Excerpted data
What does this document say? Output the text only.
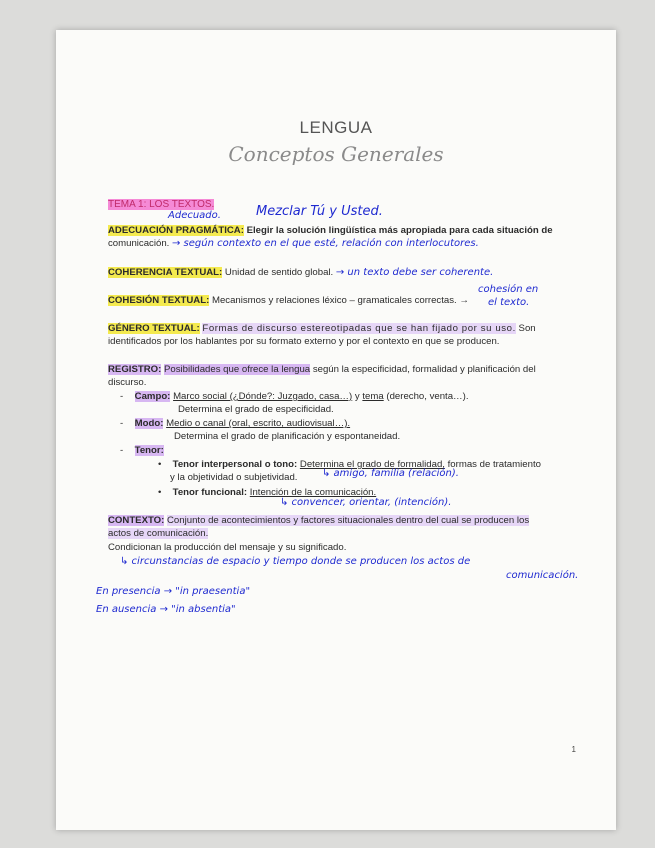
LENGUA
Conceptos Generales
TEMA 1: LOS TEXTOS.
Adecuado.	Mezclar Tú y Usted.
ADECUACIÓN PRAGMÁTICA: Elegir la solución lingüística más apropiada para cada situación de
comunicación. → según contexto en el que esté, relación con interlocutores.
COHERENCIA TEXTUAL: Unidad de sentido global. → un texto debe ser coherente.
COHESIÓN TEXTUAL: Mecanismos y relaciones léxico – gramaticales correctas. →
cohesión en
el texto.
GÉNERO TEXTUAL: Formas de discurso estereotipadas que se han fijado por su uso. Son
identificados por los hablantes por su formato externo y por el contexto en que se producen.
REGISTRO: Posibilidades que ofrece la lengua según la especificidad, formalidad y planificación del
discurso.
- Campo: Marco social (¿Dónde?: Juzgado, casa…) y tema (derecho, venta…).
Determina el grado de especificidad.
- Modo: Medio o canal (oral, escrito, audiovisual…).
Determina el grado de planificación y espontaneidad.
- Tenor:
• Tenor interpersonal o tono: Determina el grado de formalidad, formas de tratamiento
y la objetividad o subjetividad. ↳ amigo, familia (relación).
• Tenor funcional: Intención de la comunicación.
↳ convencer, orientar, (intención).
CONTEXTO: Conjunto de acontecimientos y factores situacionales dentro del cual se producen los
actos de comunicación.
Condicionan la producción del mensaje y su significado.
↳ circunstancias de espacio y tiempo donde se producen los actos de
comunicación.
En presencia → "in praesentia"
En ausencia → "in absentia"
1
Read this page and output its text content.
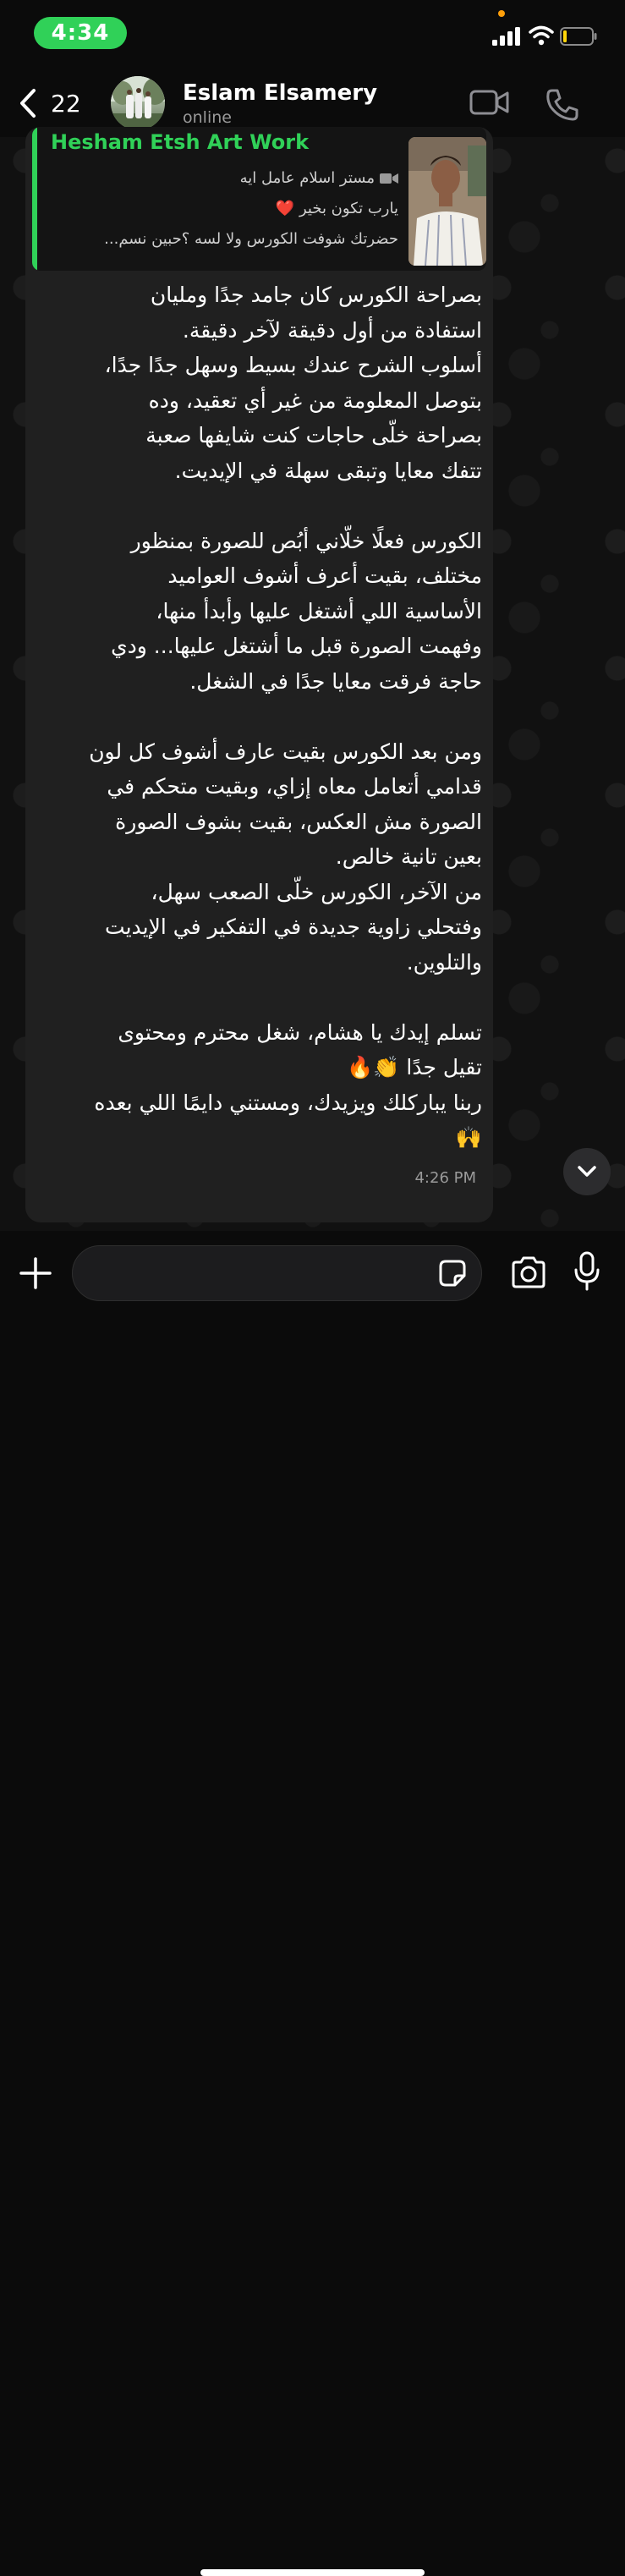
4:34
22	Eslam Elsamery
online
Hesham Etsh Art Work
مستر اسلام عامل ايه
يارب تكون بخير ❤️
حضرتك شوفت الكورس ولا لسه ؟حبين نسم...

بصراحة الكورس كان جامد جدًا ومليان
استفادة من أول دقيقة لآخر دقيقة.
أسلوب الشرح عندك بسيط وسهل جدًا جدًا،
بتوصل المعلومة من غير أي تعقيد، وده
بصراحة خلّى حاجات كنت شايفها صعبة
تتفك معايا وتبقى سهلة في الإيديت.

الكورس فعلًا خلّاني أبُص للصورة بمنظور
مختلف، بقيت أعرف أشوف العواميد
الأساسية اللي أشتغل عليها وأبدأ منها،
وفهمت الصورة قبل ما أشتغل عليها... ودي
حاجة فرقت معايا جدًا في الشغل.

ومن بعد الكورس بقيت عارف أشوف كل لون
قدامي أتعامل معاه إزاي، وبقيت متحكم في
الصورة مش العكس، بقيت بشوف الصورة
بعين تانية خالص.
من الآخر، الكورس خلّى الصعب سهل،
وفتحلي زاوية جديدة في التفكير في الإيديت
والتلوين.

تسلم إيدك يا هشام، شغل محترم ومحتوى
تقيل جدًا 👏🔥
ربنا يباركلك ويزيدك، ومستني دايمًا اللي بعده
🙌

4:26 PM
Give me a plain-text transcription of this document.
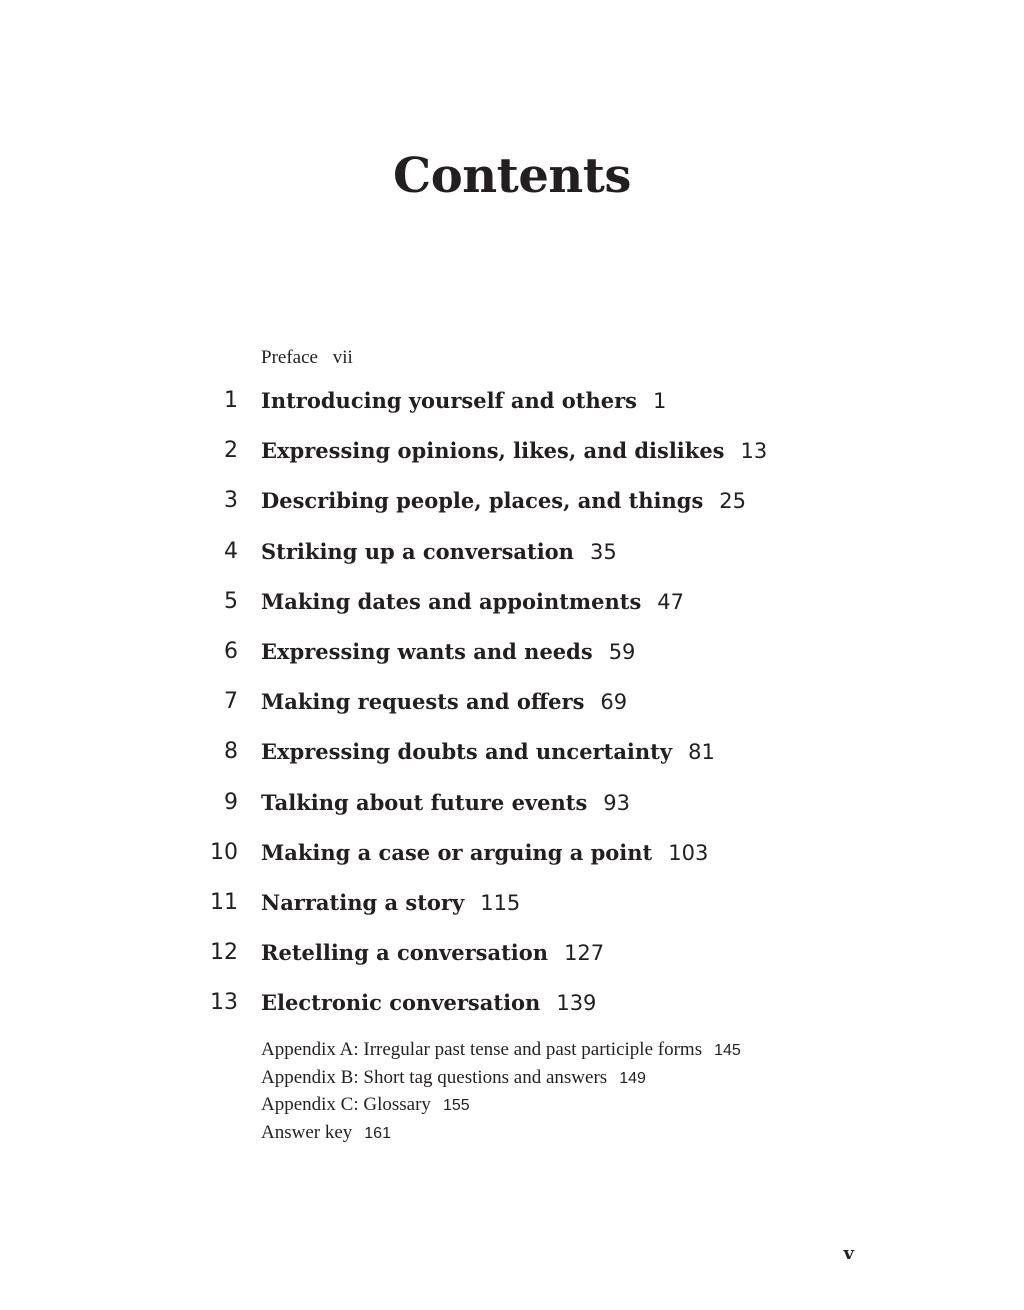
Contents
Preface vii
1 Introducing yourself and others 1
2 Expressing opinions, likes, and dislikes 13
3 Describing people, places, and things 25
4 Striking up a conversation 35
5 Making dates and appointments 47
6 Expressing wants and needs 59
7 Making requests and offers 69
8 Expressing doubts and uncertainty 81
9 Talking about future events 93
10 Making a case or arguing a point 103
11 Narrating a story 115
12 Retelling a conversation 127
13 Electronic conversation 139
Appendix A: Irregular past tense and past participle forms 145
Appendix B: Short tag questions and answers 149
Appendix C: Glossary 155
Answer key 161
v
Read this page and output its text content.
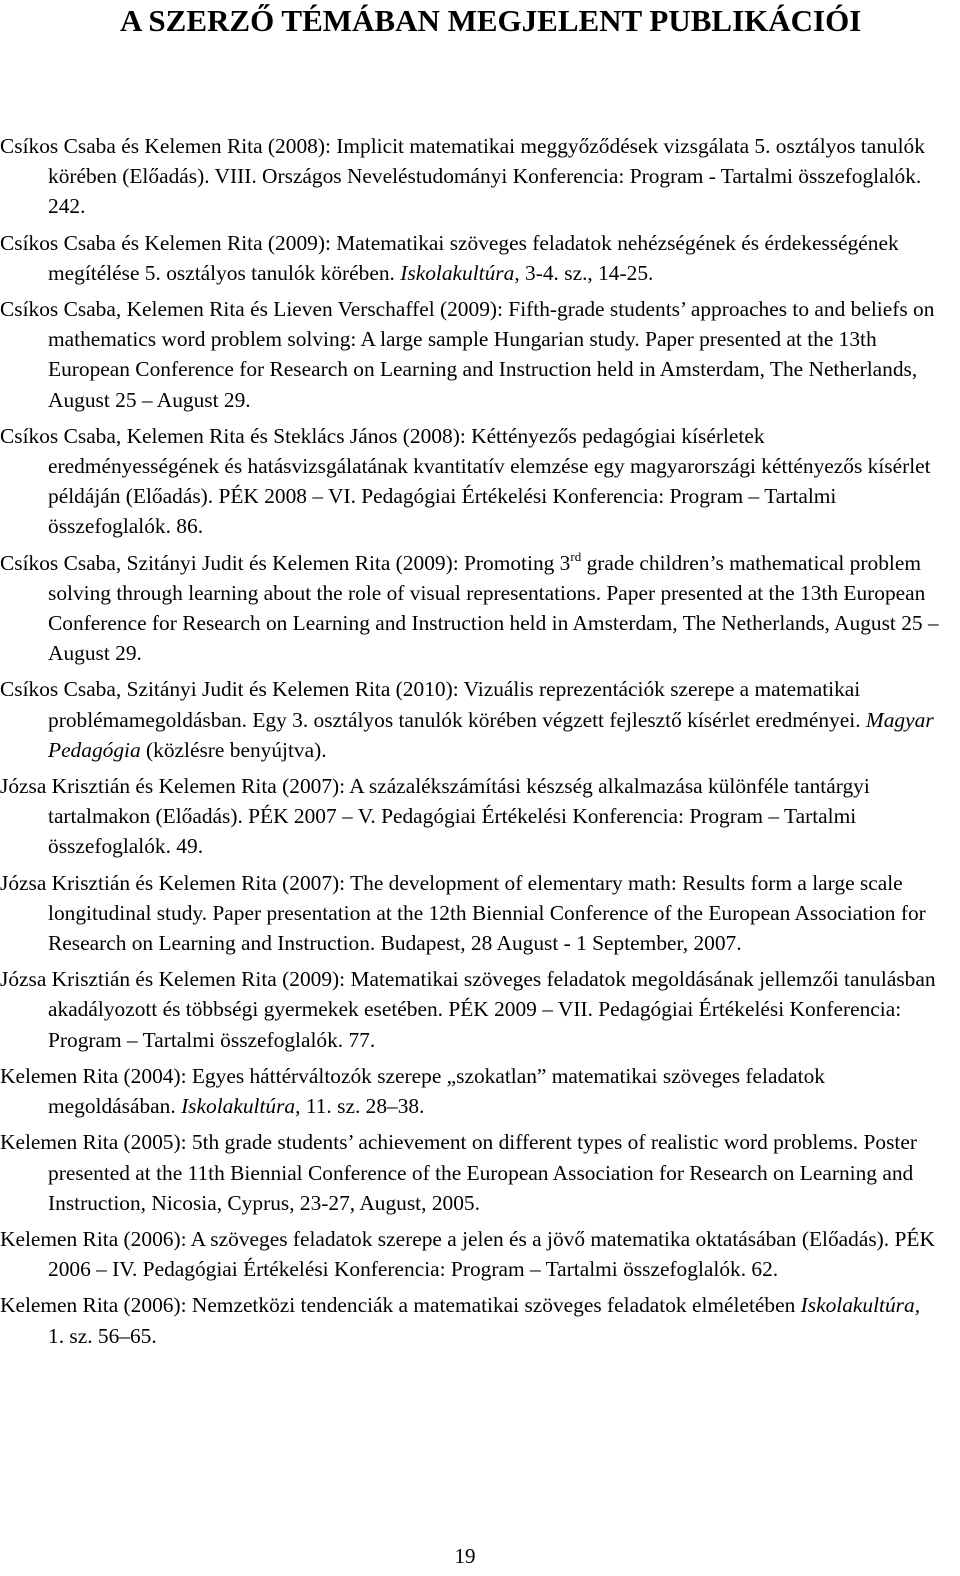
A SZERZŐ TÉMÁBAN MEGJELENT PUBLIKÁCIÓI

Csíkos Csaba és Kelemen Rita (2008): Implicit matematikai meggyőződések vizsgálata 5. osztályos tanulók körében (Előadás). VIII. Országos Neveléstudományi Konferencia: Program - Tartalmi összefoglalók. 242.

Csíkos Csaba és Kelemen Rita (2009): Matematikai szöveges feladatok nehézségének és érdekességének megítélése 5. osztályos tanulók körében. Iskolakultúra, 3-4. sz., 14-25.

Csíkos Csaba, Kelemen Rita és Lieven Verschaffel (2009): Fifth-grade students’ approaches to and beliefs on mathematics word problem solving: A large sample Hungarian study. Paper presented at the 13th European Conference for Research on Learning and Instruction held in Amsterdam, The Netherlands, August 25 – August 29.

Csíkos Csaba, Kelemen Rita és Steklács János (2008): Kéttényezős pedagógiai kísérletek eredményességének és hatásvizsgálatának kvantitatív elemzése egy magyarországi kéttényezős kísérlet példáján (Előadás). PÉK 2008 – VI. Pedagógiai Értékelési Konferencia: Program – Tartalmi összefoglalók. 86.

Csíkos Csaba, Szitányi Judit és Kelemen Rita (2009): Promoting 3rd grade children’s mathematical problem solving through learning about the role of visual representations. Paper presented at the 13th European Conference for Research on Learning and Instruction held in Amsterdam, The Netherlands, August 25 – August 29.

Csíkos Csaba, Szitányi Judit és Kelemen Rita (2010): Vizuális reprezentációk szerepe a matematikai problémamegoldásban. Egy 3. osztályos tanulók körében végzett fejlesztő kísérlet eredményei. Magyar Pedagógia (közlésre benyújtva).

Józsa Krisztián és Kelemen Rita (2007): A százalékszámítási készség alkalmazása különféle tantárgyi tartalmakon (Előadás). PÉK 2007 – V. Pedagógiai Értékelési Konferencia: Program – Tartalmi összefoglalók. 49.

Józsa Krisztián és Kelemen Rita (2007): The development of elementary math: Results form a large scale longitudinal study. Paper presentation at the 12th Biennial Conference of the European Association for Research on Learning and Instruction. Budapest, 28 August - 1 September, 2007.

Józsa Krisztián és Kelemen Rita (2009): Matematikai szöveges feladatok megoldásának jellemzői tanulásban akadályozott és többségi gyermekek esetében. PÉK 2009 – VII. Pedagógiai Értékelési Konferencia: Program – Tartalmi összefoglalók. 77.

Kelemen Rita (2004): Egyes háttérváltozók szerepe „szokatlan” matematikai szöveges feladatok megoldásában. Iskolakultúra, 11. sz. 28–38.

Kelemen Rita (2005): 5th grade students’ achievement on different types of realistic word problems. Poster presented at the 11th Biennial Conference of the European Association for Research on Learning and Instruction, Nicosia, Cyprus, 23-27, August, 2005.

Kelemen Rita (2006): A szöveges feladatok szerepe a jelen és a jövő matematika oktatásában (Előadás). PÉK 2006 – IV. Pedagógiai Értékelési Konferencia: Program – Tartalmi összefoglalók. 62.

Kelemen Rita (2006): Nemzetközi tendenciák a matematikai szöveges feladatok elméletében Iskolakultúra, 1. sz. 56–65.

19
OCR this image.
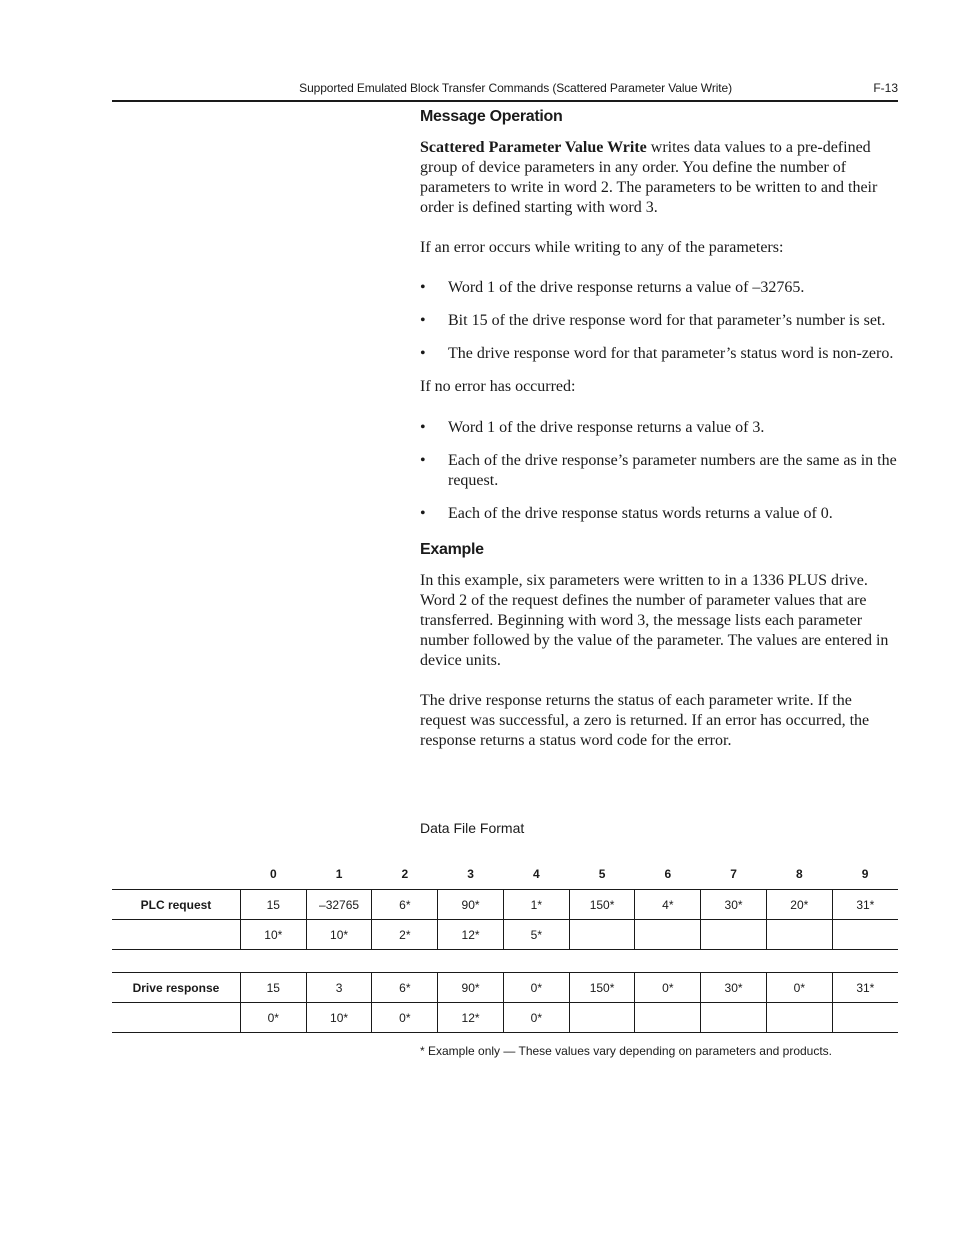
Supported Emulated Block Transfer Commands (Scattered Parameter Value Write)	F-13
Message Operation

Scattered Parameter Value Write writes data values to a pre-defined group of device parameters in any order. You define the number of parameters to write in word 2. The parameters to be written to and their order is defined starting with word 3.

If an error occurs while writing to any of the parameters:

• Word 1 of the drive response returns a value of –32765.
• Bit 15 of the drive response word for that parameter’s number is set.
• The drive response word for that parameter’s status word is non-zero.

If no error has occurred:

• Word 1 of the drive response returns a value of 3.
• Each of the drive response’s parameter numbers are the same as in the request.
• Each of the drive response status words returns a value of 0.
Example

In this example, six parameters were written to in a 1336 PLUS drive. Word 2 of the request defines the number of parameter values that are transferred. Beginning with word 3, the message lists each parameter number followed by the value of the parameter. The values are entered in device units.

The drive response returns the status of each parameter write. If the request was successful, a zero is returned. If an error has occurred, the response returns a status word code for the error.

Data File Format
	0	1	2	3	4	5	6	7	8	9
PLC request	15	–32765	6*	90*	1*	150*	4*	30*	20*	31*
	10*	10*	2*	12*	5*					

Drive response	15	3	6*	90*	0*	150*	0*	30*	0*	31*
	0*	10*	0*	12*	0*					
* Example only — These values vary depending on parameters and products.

Task instructions
Find every line in the records above that holds the word "según", and copy each one.

The response
comunicación. → según contexto en el que esté, relación con interlocutores.
REGISTRO: Posibilidades que ofrece la lengua según la especificidad, formalidad y planificación del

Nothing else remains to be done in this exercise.